··· Material provided ···

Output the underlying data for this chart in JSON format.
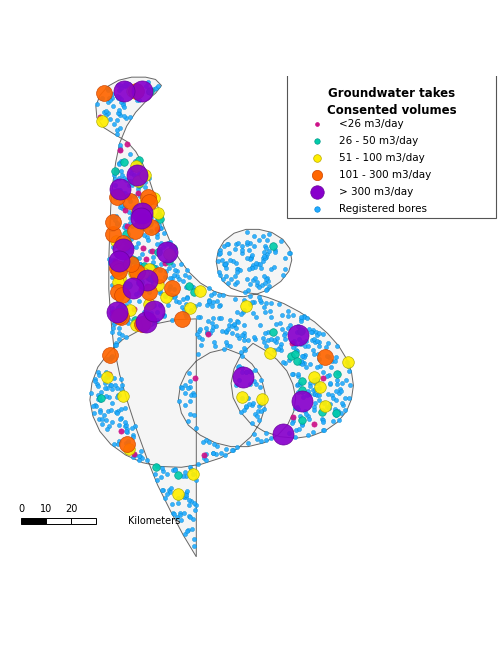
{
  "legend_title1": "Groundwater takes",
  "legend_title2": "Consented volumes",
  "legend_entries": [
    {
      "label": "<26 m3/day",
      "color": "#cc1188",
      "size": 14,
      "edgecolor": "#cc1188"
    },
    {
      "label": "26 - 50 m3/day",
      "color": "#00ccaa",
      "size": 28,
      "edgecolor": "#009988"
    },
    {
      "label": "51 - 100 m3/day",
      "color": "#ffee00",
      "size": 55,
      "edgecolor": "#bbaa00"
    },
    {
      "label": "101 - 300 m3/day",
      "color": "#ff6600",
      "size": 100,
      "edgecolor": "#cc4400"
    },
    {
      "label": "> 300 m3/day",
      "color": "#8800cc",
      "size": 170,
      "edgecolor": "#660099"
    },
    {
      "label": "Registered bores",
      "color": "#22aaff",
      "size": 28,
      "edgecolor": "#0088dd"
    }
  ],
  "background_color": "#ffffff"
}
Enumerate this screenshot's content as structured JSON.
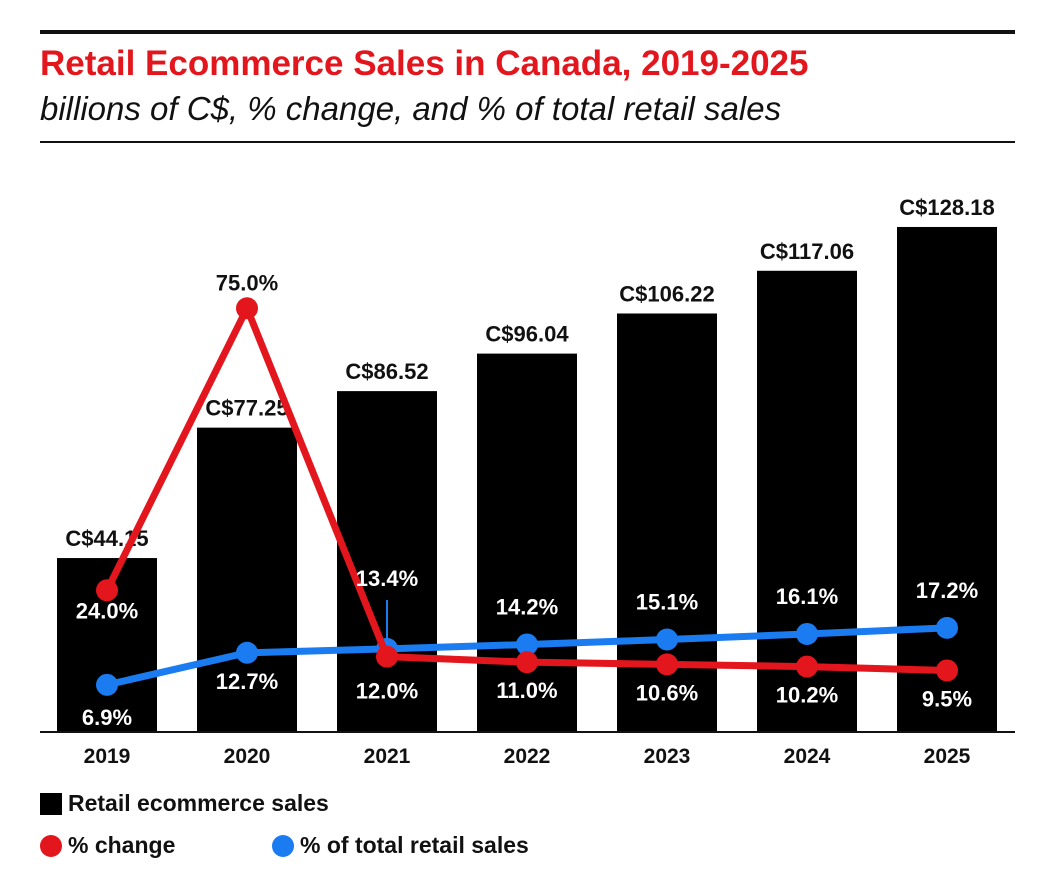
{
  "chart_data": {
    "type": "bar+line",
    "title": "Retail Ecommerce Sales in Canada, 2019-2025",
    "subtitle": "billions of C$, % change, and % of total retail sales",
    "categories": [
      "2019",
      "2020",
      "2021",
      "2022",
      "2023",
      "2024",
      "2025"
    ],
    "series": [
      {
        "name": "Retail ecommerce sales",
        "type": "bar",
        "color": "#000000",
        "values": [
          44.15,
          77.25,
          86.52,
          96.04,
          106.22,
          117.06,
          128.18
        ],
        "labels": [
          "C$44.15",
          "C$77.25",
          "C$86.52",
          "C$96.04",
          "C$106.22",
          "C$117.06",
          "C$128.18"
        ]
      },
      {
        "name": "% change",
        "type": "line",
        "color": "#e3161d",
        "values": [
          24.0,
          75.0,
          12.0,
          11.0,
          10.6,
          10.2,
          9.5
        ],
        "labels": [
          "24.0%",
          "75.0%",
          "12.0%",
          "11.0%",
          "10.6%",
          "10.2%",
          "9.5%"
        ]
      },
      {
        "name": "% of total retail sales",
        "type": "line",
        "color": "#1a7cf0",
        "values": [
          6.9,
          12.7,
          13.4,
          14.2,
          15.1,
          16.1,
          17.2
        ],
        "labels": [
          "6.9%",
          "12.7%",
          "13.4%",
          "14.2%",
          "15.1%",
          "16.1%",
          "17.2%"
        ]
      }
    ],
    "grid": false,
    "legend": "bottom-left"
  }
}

···

* **Task description**:
Scan the listing above for the word "total" and copy every line that holds it.

* **Output for this task**:
    "subtitle": "billions of C$, % change, and % of total retail sales",
        "name": "% of total retail sales",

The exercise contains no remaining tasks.